_Data shown_
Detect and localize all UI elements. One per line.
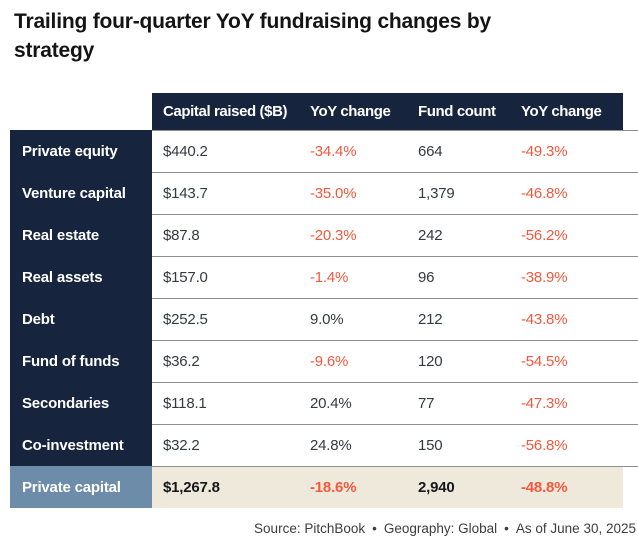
cell-fund-count: 96 (407, 256, 510, 298)
row-label: Real estate (10, 214, 152, 256)
table-row: Private capital $1,267.8 -18.6% 2,940 -4… (10, 466, 623, 508)
cell-yoy-fund: -38.9% (510, 256, 623, 298)
table-row: Real assets $157.0 -1.4% 96 -38.9% (10, 256, 623, 298)
table-row: Venture capital $143.7 -35.0% 1,379 -46.… (10, 172, 623, 214)
footer-geography: Geography: Global (383, 521, 498, 536)
row-label: Fund of funds (10, 340, 152, 382)
cell-capital-raised: $1,267.8 (152, 466, 299, 508)
header-cell-yoy-fund: YoY change (510, 93, 623, 130)
cell-yoy-capital: -34.4% (299, 130, 407, 172)
header-cell-yoy-capital: YoY change (299, 93, 407, 130)
header-cell-capital-raised: Capital raised ($B) (152, 93, 299, 130)
row-label: Private equity (10, 130, 152, 172)
cell-yoy-capital: 9.0% (299, 298, 407, 340)
cell-capital-raised: $87.8 (152, 214, 299, 256)
cell-yoy-fund: -49.3% (510, 130, 623, 172)
table-row: Secondaries $118.1 20.4% 77 -47.3% (10, 382, 623, 424)
cell-fund-count: 1,379 (407, 172, 510, 214)
footer-bullet: • (504, 521, 509, 536)
cell-yoy-capital: -20.3% (299, 214, 407, 256)
table-row: Fund of funds $36.2 -9.6% 120 -54.5% (10, 340, 623, 382)
cell-yoy-capital: -9.6% (299, 340, 407, 382)
cell-capital-raised: $252.5 (152, 298, 299, 340)
cell-capital-raised: $143.7 (152, 172, 299, 214)
cell-capital-raised: $32.2 (152, 424, 299, 466)
cell-fund-count: 150 (407, 424, 510, 466)
table-row: Co-investment $32.2 24.8% 150 -56.8% (10, 424, 623, 466)
table-row: Private equity $440.2 -34.4% 664 -49.3% (10, 130, 623, 172)
header-cell-fund-count: Fund count (407, 93, 510, 130)
cell-fund-count: 2,940 (407, 466, 510, 508)
row-label: Venture capital (10, 172, 152, 214)
footer-source: Source: PitchBook (254, 521, 366, 536)
cell-yoy-capital: -35.0% (299, 172, 407, 214)
cell-yoy-fund: -56.2% (510, 214, 623, 256)
cell-fund-count: 664 (407, 130, 510, 172)
table-row: Real estate $87.8 -20.3% 242 -56.2% (10, 214, 623, 256)
cell-yoy-fund: -43.8% (510, 298, 623, 340)
cell-fund-count: 77 (407, 382, 510, 424)
cell-fund-count: 120 (407, 340, 510, 382)
footer-asof: As of June 30, 2025 (515, 521, 636, 536)
cell-fund-count: 242 (407, 214, 510, 256)
footer-bullet: • (372, 521, 377, 536)
page-title: Trailing four-quarter YoY fundraising ch… (14, 10, 491, 62)
row-label: Private capital (10, 466, 152, 508)
table-body: Private equity $440.2 -34.4% 664 -49.3% … (10, 130, 623, 508)
header-spacer (10, 93, 152, 130)
cell-capital-raised: $118.1 (152, 382, 299, 424)
cell-yoy-fund: -48.8% (510, 466, 623, 508)
table-header-row: Capital raised ($B) YoY change Fund coun… (10, 93, 623, 130)
cell-yoy-capital: -1.4% (299, 256, 407, 298)
row-label: Real assets (10, 256, 152, 298)
cell-capital-raised: $440.2 (152, 130, 299, 172)
cell-yoy-fund: -56.8% (510, 424, 623, 466)
cell-fund-count: 212 (407, 298, 510, 340)
cell-yoy-capital: 20.4% (299, 382, 407, 424)
cell-capital-raised: $36.2 (152, 340, 299, 382)
table-row: Debt $252.5 9.0% 212 -43.8% (10, 298, 623, 340)
cell-yoy-fund: -46.8% (510, 172, 623, 214)
cell-yoy-fund: -47.3% (510, 382, 623, 424)
row-label: Secondaries (10, 382, 152, 424)
cell-yoy-capital: -18.6% (299, 466, 407, 508)
row-label: Debt (10, 298, 152, 340)
cell-yoy-capital: 24.8% (299, 424, 407, 466)
strategy-table: Capital raised ($B) YoY change Fund coun… (10, 93, 638, 508)
cell-capital-raised: $157.0 (152, 256, 299, 298)
row-label: Co-investment (10, 424, 152, 466)
cell-yoy-fund: -54.5% (510, 340, 623, 382)
source-footer: Source: PitchBook • Geography: Global • As o… (0, 521, 638, 536)
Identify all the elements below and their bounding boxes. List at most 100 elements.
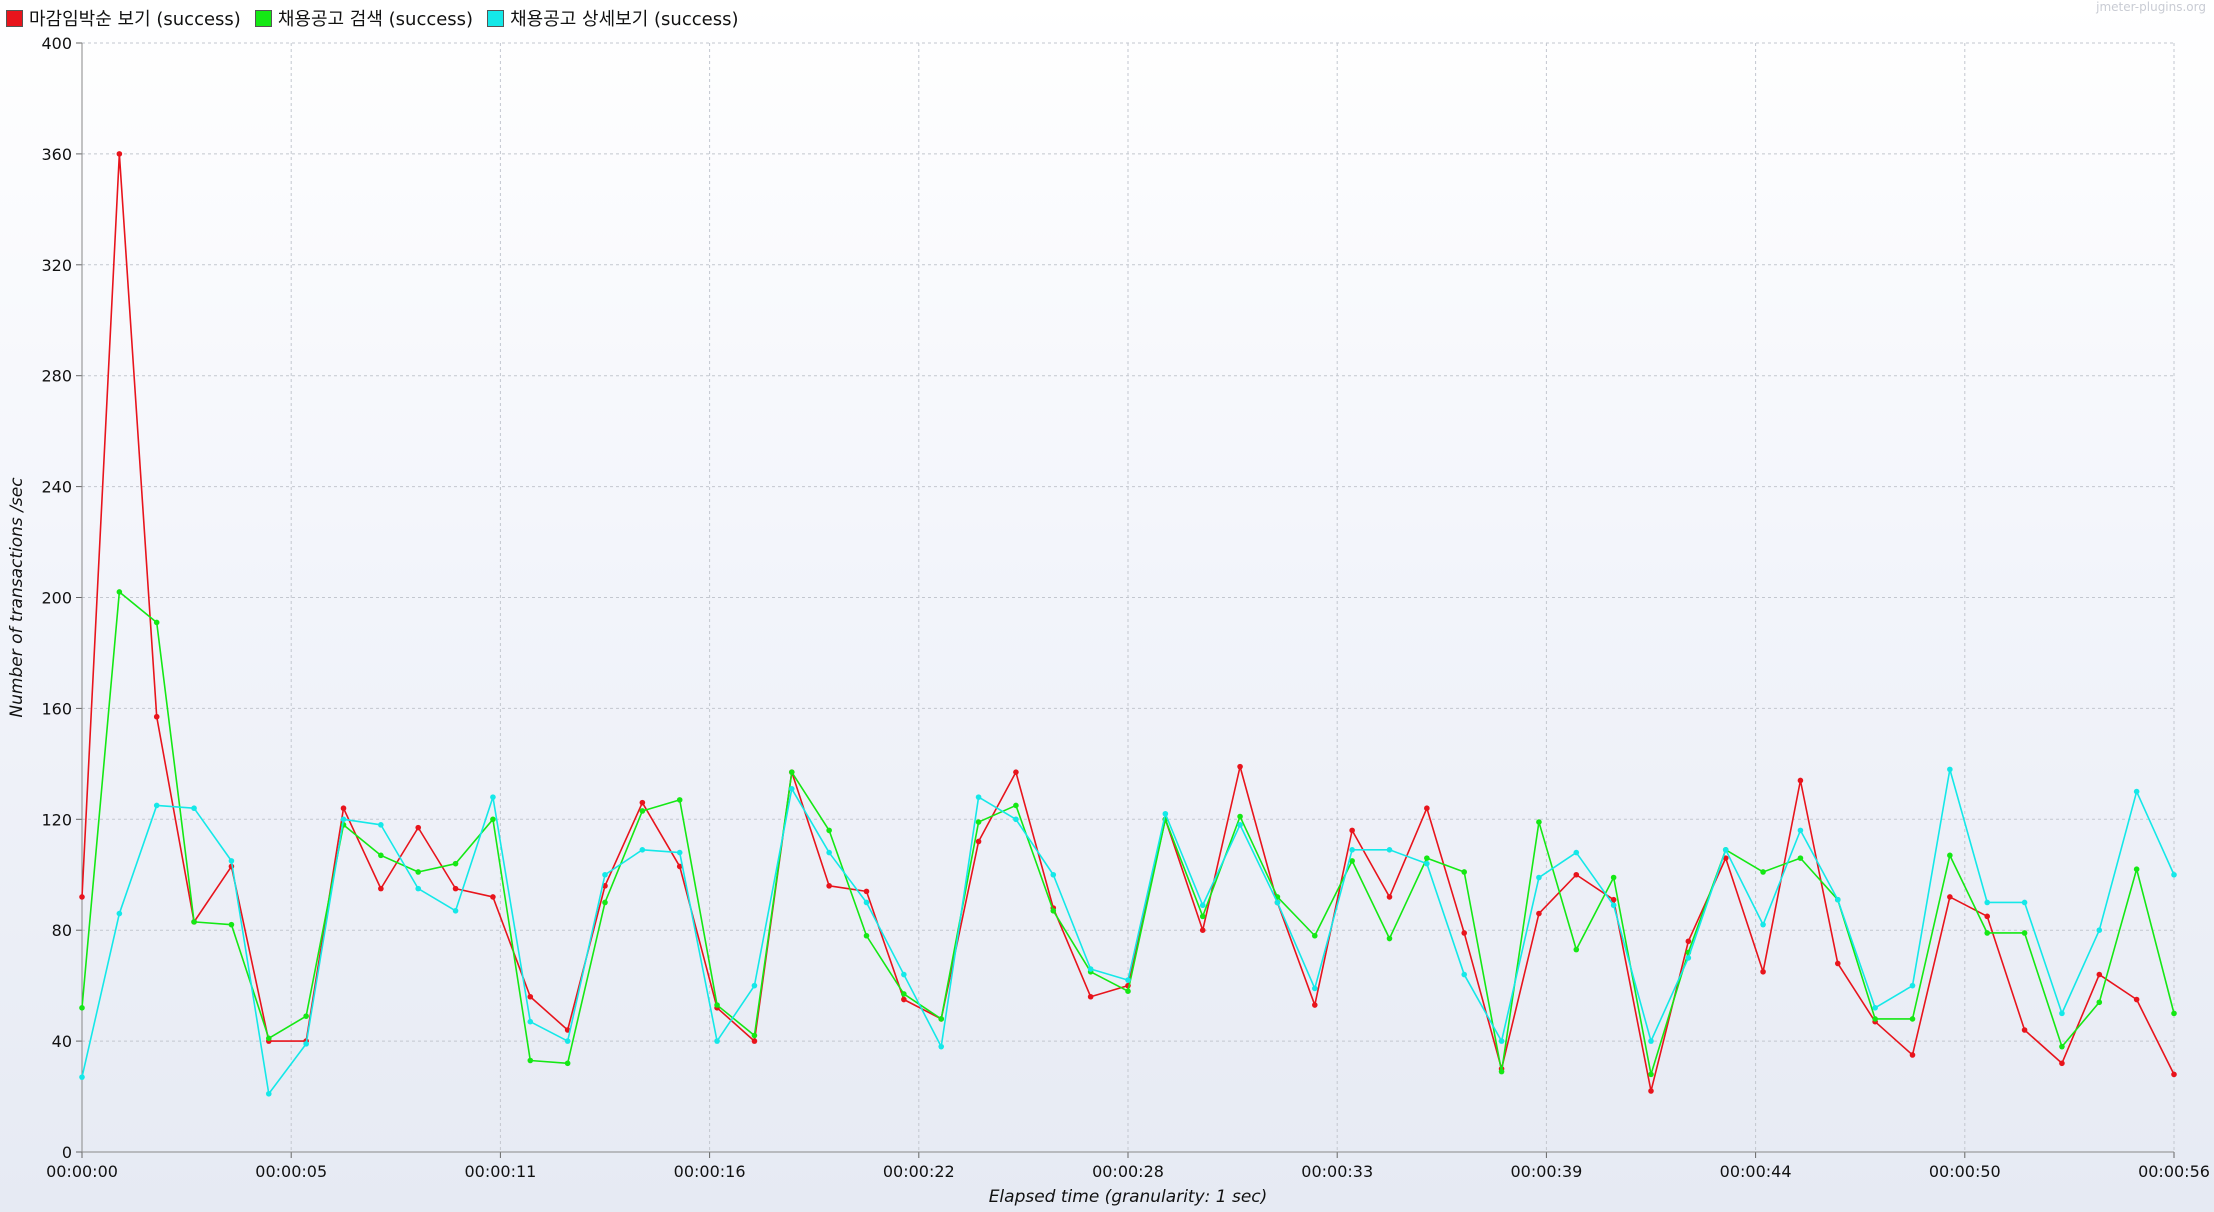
data-point bbox=[265, 1090, 272, 1097]
y-tick-label: 360 bbox=[41, 145, 72, 164]
data-point bbox=[2096, 927, 2103, 933]
data-point bbox=[1536, 874, 1542, 881]
x-tick-label: 00:00:16 bbox=[674, 1162, 746, 1181]
data-point bbox=[1760, 968, 1766, 975]
data-point bbox=[228, 858, 235, 864]
series-2 bbox=[79, 589, 2177, 1078]
data-point bbox=[1199, 927, 1206, 933]
data-point bbox=[564, 1038, 571, 1044]
data-point bbox=[1610, 896, 1617, 903]
data-point bbox=[2171, 1010, 2177, 1017]
data-point bbox=[602, 871, 608, 878]
data-point bbox=[1573, 871, 1580, 878]
x-tick-label: 00:00:44 bbox=[1720, 1162, 1792, 1181]
x-tick-label: 00:00:33 bbox=[1301, 1162, 1373, 1181]
data-point bbox=[751, 1038, 758, 1044]
data-point bbox=[340, 816, 347, 823]
data-point bbox=[340, 805, 347, 812]
data-point bbox=[1013, 802, 1019, 809]
data-point bbox=[1648, 1088, 1654, 1094]
data-point bbox=[564, 1060, 571, 1067]
series-3 bbox=[79, 766, 2177, 1097]
data-point bbox=[1424, 805, 1430, 812]
data-point bbox=[1162, 810, 1169, 817]
data-point bbox=[1311, 932, 1318, 939]
x-tick-label: 00:00:28 bbox=[1092, 1162, 1164, 1181]
y-axis-title: Number of transactions /sec bbox=[7, 477, 27, 718]
series-line bbox=[81, 591, 2175, 1076]
data-point bbox=[1237, 813, 1243, 820]
data-point bbox=[153, 619, 160, 626]
y-tick-label: 80 bbox=[52, 921, 72, 940]
data-point bbox=[1947, 852, 1953, 859]
data-point bbox=[1648, 1038, 1654, 1044]
data-point bbox=[1536, 819, 1542, 825]
x-tick-label: 00:00:50 bbox=[1929, 1162, 2001, 1181]
data-point bbox=[714, 1002, 720, 1008]
y-tick-label: 40 bbox=[52, 1032, 72, 1051]
data-point bbox=[2096, 971, 2103, 978]
x-tick-label: 00:00:56 bbox=[2138, 1162, 2210, 1181]
data-point bbox=[714, 1038, 720, 1044]
data-point bbox=[1722, 855, 1729, 861]
data-point bbox=[2021, 930, 2028, 936]
legend-item: 채용공고 검색 (success) bbox=[254, 5, 473, 31]
y-tick-label: 400 bbox=[41, 34, 72, 53]
data-point bbox=[116, 151, 123, 157]
data-point bbox=[1461, 930, 1468, 936]
data-point bbox=[415, 885, 422, 892]
data-point bbox=[1349, 827, 1355, 834]
data-point bbox=[751, 982, 758, 989]
data-point bbox=[1797, 777, 1804, 784]
legend-label: 마감임박순 보기 (success) bbox=[29, 9, 241, 30]
data-point bbox=[901, 991, 907, 997]
chart-legend: 마감임박순 보기 (success) 채용공고 검색 (success) 채용공고 … bbox=[6, 4, 738, 32]
data-point bbox=[826, 827, 832, 834]
data-point bbox=[1984, 930, 1991, 936]
data-point bbox=[1087, 993, 1094, 1000]
data-point bbox=[191, 919, 197, 925]
data-point bbox=[2133, 788, 2140, 795]
y-tick-label: 0 bbox=[62, 1143, 72, 1162]
data-point bbox=[788, 769, 795, 775]
data-point bbox=[2171, 1071, 2177, 1078]
x-tick-label: 00:00:00 bbox=[46, 1162, 118, 1181]
data-point bbox=[490, 816, 496, 823]
data-point bbox=[938, 1016, 945, 1022]
y-tick-label: 200 bbox=[41, 589, 72, 608]
data-point bbox=[1311, 985, 1318, 992]
data-point bbox=[1386, 935, 1393, 942]
data-point bbox=[153, 802, 160, 809]
data-point bbox=[975, 819, 982, 825]
data-point bbox=[1909, 1052, 1916, 1058]
data-point bbox=[1013, 769, 1019, 775]
data-point bbox=[938, 1043, 945, 1050]
data-point bbox=[1760, 869, 1766, 875]
data-point bbox=[788, 786, 795, 792]
data-point bbox=[2171, 871, 2177, 878]
data-point bbox=[1349, 846, 1355, 853]
data-point bbox=[116, 589, 123, 595]
data-point bbox=[1760, 921, 1766, 928]
data-point bbox=[116, 910, 123, 917]
data-point bbox=[527, 1018, 534, 1025]
data-point bbox=[1050, 871, 1057, 878]
watermark: jmeter-plugins.org bbox=[2096, 0, 2206, 14]
data-point bbox=[863, 932, 870, 939]
data-point bbox=[303, 1041, 309, 1047]
data-point bbox=[1872, 1005, 1878, 1011]
data-point bbox=[1461, 971, 1468, 978]
data-point bbox=[2096, 999, 2103, 1006]
data-point bbox=[1424, 855, 1430, 861]
data-point bbox=[1013, 816, 1019, 823]
x-tick-label: 00:00:22 bbox=[883, 1162, 955, 1181]
data-point bbox=[639, 808, 646, 814]
data-point bbox=[2059, 1060, 2065, 1067]
data-point bbox=[975, 794, 982, 800]
grid-lines bbox=[82, 42, 2175, 1152]
data-point bbox=[378, 822, 384, 828]
data-point bbox=[415, 824, 422, 831]
data-point bbox=[1610, 902, 1617, 909]
data-point bbox=[527, 993, 534, 1000]
data-point bbox=[863, 899, 870, 906]
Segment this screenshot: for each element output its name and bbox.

_Your objective_
Convert the lines from the line containing "cell-fund-count: 96 (407, 256, 510, 298)" to the line containing "row-label: Fund of funds (10, 340, 152, 382)" into a Markdown table with the columns Number and Line, leaving out any blank lines.

_Task solution_
| Number | Line |
|---|---|
| 1 | cell-fund-count: 96 (407, 256, 510, 298) |
| 2 | row-label: Real estate (10, 214, 152, 256) |
| 3 | table-row: Private capital $1,267.8 -18.6% 2,940 -4… (10, 466, 623, 508) |
| 4 | cell-yoy-fund: -38.9% (510, 256, 623, 298) |
| 5 | table-row: Real assets $157.0 -1.4% 96 -38.9% (10, 256, 623, 298) |
| 6 | table-row: Venture capital $143.7 -35.0% 1,379 -46.… (10, 172, 623, 214) |
| 7 | footer-geography: Geography: Global (383, 521, 498, 536) |
| 8 | row-label: Fund of funds (10, 340, 152, 382) |